- **Article**:
# supra TT aerotop



## supraGZaerotop (Jun 23, 2008)

hi all, havint posted here much since buying my new toyota, been polishing away :detailer:

pics for you , enjoy


----------



## Kobeone (Dec 14, 2011)

Gorgeous!! paint work looks awesome. Top work!!


----------



## stangalang (Nov 27, 2009)

Stunning car mate, on my "to own" list


----------



## alfajim (May 4, 2011)

love it.


----------



## Tips (Mar 27, 2011)




----------



## Laurie.J.M (Jun 23, 2011)

The Supra is also my 'to own' list, standard ones that are also in good condition are getting very rare and only going up in value and aerotop Supra's are like gold dust, to get one as good as that can't have been simple.


----------



## The Doctor (Sep 11, 2007)

Love it. I :argie: Toyota!!


----------



## stevief (Nov 21, 2011)

Used to own a TT Supra, always wanted an aerotop but could never find one in a great standard condition. This looks stunning. Totally, totally jealous!


----------



## addzSE (Feb 4, 2012)

- **What this task involves**:
Reproduce the passage of the Supra aerotop thread starting with "## Tips (Mar" and going on through "have been simple.".

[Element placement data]
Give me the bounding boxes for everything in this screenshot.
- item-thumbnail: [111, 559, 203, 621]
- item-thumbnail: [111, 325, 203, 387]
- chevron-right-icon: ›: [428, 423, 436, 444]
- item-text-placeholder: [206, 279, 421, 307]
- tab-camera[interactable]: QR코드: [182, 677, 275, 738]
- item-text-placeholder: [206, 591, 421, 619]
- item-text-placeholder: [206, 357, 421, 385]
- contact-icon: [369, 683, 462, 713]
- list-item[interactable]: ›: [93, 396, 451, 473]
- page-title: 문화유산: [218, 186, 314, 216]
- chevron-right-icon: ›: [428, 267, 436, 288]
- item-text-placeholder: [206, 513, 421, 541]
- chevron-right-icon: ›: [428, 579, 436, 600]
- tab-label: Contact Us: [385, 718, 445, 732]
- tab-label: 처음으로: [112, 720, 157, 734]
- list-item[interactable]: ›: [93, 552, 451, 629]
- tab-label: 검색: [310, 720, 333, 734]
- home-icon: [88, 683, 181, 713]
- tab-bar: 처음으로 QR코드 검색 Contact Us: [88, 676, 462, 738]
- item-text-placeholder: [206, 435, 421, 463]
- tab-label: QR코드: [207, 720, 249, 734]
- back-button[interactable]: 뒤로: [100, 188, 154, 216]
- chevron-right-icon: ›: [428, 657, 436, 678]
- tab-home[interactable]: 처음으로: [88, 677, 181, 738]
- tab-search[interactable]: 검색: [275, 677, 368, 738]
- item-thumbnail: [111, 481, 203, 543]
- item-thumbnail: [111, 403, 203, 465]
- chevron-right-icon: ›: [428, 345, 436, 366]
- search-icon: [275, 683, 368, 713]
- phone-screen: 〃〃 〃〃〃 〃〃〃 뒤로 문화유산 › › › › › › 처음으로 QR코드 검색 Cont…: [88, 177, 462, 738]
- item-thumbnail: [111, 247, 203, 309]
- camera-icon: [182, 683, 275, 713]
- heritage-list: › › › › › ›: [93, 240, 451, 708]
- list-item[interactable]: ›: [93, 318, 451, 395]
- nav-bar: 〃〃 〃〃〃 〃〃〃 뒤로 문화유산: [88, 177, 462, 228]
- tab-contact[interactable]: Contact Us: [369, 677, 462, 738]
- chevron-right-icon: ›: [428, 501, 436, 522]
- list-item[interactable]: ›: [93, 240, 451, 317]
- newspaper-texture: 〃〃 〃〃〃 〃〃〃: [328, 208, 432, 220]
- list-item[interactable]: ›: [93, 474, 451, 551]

- **The answer**:
## Tips (Mar 27, 2011)




----------



## Laurie.J.M (Jun 23, 2011)

The Supra is also my 'to own' list, standard ones that are also in good condition are getting very rare and only going up in value and aerotop Supra's are like gold dust, to get one as good as that can't have been simple.